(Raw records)
◆ ◆ ◆

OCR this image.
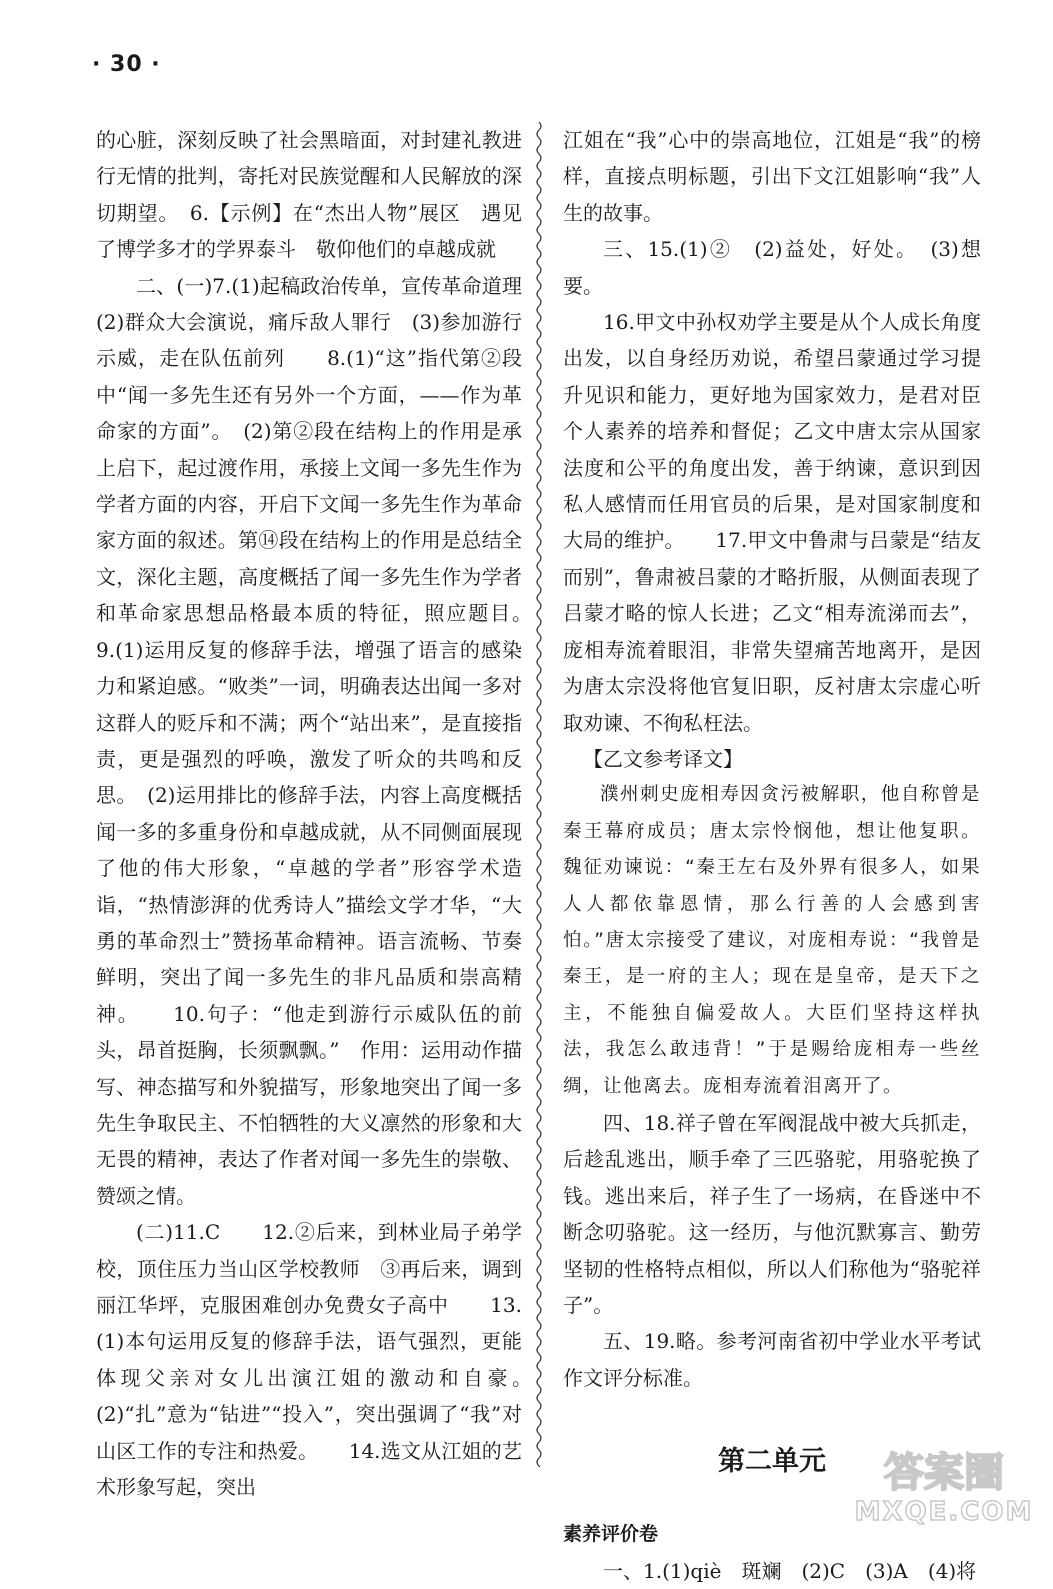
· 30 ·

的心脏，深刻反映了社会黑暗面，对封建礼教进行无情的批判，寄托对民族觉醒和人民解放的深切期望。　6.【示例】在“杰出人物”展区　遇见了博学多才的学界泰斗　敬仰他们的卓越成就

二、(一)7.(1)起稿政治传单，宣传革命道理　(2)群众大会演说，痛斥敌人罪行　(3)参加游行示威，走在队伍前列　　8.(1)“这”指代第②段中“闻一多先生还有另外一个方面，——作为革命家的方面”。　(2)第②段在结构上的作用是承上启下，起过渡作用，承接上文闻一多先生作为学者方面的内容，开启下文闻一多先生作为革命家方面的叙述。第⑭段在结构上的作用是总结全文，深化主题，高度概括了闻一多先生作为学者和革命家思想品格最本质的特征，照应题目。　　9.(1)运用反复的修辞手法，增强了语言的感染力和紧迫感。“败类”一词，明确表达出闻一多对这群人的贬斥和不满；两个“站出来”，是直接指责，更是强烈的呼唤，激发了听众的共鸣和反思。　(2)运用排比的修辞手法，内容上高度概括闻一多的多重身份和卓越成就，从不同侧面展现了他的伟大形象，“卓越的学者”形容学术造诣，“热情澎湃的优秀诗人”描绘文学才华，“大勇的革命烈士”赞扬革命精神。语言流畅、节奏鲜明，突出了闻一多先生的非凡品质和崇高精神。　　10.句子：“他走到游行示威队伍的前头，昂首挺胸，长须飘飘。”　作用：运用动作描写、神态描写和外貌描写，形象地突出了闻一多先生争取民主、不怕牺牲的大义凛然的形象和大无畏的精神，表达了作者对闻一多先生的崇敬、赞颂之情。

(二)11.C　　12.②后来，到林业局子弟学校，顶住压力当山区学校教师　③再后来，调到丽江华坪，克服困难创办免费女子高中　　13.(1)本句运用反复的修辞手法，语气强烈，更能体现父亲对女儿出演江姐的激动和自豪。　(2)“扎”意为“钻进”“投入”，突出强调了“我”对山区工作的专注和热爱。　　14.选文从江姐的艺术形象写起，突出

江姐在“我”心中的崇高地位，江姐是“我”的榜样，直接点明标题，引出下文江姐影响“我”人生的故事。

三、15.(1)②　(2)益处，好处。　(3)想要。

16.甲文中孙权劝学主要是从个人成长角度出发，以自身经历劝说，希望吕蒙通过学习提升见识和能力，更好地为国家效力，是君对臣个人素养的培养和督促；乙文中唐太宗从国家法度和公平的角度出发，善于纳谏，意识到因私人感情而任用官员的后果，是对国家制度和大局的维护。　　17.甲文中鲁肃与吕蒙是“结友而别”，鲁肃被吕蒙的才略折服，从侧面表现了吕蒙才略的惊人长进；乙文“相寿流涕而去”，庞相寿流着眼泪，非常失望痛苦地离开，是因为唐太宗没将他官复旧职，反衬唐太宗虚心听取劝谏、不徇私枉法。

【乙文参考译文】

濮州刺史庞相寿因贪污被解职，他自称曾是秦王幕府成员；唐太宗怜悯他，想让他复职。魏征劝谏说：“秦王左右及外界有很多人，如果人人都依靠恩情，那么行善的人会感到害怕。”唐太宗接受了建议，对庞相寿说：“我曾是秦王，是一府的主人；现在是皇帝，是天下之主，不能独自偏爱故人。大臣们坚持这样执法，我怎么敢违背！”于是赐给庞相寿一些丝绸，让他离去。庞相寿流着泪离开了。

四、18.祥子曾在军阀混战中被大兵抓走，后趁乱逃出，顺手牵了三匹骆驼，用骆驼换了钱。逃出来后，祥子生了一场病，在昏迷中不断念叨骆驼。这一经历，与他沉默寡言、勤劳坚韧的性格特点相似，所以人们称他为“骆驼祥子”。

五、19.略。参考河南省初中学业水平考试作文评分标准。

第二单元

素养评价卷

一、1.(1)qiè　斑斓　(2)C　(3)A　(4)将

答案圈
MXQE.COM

◆ ◆ ◆

_Stated problem_:
Leave out the pictures and retype every line above exactly.

_Worked answer_:
OCR this image.
· 30 ·

的心脏，深刻反映了社会黑暗面，对封建礼教进行无情的批判，寄托对民族觉醒和人民解放的深切期望。　6.【示例】在“杰出人物”展区　遇见了博学多才的学界泰斗　敬仰他们的卓越成就

二、(一)7.(1)起稿政治传单，宣传革命道理　(2)群众大会演说，痛斥敌人罪行　(3)参加游行示威，走在队伍前列　　8.(1)“这”指代第②段中“闻一多先生还有另外一个方面，——作为革命家的方面”。　(2)第②段在结构上的作用是承上启下，起过渡作用，承接上文闻一多先生作为学者方面的内容，开启下文闻一多先生作为革命家方面的叙述。第⑭段在结构上的作用是总结全文，深化主题，高度概括了闻一多先生作为学者和革命家思想品格最本质的特征，照应题目。　　9.(1)运用反复的修辞手法，增强了语言的感染力和紧迫感。“败类”一词，明确表达出闻一多对这群人的贬斥和不满；两个“站出来”，是直接指责，更是强烈的呼唤，激发了听众的共鸣和反思。　(2)运用排比的修辞手法，内容上高度概括闻一多的多重身份和卓越成就，从不同侧面展现了他的伟大形象，“卓越的学者”形容学术造诣，“热情澎湃的优秀诗人”描绘文学才华，“大勇的革命烈士”赞扬革命精神。语言流畅、节奏鲜明，突出了闻一多先生的非凡品质和崇高精神。　　10.句子：“他走到游行示威队伍的前头，昂首挺胸，长须飘飘。”　作用：运用动作描写、神态描写和外貌描写，形象地突出了闻一多先生争取民主、不怕牺牲的大义凛然的形象和大无畏的精神，表达了作者对闻一多先生的崇敬、赞颂之情。

(二)11.C　　12.②后来，到林业局子弟学校，顶住压力当山区学校教师　③再后来，调到丽江华坪，克服困难创办免费女子高中　　13.(1)本句运用反复的修辞手法，语气强烈，更能体现父亲对女儿出演江姐的激动和自豪。　(2)“扎”意为“钻进”“投入”，突出强调了“我”对山区工作的专注和热爱。　　14.选文从江姐的艺术形象写起，突出

江姐在“我”心中的崇高地位，江姐是“我”的榜样，直接点明标题，引出下文江姐影响“我”人生的故事。

三、15.(1)②　(2)益处，好处。　(3)想要。

16.甲文中孙权劝学主要是从个人成长角度出发，以自身经历劝说，希望吕蒙通过学习提升见识和能力，更好地为国家效力，是君对臣个人素养的培养和督促；乙文中唐太宗从国家法度和公平的角度出发，善于纳谏，意识到因私人感情而任用官员的后果，是对国家制度和大局的维护。　　17.甲文中鲁肃与吕蒙是“结友而别”，鲁肃被吕蒙的才略折服，从侧面表现了吕蒙才略的惊人长进；乙文“相寿流涕而去”，庞相寿流着眼泪，非常失望痛苦地离开，是因为唐太宗没将他官复旧职，反衬唐太宗虚心听取劝谏、不徇私枉法。

【乙文参考译文】

濮州刺史庞相寿因贪污被解职，他自称曾是秦王幕府成员；唐太宗怜悯他，想让他复职。魏征劝谏说：“秦王左右及外界有很多人，如果人人都依靠恩情，那么行善的人会感到害怕。”唐太宗接受了建议，对庞相寿说：“我曾是秦王，是一府的主人；现在是皇帝，是天下之主，不能独自偏爱故人。大臣们坚持这样执法，我怎么敢违背！”于是赐给庞相寿一些丝绸，让他离去。庞相寿流着泪离开了。

四、18.祥子曾在军阀混战中被大兵抓走，后趁乱逃出，顺手牵了三匹骆驼，用骆驼换了钱。逃出来后，祥子生了一场病，在昏迷中不断念叨骆驼。这一经历，与他沉默寡言、勤劳坚韧的性格特点相似，所以人们称他为“骆驼祥子”。

五、19.略。参考河南省初中学业水平考试作文评分标准。

第二单元

素养评价卷

一、1.(1)qiè　斑斓　(2)C　(3)A　(4)将

答案圈
MXQE.COM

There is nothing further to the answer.